> WHAT YOU SHOULD DO
Calculate how many lines in the following records hold the word "caption", and report that number without comment.

Dataset items:

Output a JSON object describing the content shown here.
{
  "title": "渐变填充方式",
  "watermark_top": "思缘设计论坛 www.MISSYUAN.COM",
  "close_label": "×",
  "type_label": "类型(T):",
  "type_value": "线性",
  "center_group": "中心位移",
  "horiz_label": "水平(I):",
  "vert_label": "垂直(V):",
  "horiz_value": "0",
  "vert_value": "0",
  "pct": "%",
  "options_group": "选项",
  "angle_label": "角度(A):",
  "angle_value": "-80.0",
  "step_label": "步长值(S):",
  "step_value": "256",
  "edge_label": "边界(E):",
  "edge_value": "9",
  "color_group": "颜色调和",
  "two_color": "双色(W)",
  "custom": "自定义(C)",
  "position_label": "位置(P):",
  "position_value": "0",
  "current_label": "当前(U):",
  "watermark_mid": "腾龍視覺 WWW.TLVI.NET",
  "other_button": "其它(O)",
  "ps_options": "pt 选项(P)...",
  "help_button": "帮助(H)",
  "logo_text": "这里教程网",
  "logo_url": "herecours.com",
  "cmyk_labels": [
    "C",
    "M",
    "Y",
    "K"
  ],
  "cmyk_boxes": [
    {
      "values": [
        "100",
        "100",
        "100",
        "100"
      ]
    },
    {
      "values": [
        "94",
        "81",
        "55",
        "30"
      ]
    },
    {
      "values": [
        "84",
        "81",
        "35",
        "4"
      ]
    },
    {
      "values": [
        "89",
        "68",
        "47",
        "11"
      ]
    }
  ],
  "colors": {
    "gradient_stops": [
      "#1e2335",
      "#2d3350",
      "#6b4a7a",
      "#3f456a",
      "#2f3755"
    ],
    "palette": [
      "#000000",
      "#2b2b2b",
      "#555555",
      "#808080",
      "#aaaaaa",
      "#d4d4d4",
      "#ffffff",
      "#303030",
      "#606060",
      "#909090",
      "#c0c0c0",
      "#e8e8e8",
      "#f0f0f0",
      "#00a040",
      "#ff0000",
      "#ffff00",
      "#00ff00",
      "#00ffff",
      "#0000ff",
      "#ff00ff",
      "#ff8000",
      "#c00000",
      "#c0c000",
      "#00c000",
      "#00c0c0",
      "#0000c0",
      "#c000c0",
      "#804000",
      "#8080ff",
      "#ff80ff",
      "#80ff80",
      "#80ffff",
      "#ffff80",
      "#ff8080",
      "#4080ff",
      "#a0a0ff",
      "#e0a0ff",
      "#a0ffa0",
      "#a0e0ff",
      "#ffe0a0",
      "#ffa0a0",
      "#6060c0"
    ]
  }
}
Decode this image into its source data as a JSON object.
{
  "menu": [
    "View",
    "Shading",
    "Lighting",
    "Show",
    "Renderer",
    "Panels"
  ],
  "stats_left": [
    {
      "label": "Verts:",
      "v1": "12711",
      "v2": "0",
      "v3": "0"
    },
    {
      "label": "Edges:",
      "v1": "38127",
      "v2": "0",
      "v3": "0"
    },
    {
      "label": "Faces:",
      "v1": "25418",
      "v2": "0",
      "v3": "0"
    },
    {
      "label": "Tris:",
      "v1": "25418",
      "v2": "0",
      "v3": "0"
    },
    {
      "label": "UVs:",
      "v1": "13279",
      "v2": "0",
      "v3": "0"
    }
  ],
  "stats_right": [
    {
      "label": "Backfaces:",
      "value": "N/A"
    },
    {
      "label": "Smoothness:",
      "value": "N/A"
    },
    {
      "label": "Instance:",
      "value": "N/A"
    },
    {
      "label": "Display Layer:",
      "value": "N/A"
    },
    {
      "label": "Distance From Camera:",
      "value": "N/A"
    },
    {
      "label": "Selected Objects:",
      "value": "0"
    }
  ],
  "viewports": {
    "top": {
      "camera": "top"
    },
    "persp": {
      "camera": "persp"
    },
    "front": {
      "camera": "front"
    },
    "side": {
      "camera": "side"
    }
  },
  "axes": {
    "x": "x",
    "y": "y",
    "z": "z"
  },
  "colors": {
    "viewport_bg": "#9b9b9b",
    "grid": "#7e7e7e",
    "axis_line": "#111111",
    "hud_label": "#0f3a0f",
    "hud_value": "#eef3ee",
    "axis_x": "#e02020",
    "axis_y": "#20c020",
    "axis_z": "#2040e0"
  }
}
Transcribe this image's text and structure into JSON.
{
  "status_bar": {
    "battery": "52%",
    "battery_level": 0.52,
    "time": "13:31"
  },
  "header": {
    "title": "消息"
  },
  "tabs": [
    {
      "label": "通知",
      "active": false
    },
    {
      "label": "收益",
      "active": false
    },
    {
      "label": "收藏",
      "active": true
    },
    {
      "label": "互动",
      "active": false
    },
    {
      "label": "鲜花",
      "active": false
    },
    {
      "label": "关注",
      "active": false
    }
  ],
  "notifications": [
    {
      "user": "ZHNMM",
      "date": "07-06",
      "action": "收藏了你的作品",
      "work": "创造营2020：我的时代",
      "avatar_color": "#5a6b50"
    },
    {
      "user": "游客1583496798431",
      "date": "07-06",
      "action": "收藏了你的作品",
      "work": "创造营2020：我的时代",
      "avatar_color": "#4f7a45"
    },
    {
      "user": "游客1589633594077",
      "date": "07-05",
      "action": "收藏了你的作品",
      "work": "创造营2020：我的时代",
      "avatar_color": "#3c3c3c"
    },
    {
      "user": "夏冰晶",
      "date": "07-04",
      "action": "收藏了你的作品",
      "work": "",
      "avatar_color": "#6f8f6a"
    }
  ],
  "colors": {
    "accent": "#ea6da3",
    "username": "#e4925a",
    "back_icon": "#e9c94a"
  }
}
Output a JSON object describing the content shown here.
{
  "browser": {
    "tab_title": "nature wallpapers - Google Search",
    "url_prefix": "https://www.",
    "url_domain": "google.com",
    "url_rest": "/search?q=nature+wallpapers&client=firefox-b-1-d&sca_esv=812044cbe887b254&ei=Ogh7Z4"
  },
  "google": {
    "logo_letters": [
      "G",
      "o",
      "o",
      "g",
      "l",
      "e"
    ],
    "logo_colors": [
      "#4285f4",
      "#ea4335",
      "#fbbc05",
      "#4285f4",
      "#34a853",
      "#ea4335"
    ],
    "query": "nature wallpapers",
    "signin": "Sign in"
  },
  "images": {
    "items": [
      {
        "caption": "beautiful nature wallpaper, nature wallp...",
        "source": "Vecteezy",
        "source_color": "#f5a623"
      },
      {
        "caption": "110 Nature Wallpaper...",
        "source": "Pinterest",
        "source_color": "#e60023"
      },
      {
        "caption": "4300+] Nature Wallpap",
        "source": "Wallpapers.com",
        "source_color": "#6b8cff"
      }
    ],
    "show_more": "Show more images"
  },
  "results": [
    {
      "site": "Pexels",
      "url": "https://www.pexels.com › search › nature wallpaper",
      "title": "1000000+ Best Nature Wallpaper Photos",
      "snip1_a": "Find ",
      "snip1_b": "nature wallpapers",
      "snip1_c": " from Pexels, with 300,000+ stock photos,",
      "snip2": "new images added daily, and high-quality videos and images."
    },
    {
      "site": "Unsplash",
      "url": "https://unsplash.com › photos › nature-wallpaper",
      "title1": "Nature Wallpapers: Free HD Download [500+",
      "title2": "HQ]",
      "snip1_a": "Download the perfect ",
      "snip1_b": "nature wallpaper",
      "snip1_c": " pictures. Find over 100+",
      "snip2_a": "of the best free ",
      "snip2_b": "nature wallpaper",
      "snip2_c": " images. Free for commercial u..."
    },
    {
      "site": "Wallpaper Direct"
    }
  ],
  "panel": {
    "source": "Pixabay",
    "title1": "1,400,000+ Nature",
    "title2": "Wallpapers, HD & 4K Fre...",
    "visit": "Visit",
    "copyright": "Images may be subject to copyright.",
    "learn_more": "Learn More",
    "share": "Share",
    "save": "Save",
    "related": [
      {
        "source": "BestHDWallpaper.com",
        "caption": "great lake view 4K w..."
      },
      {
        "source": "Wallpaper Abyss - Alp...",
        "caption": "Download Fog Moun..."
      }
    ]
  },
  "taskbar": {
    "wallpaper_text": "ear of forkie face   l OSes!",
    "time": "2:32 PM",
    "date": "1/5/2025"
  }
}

> EXERCISE ANSWER
5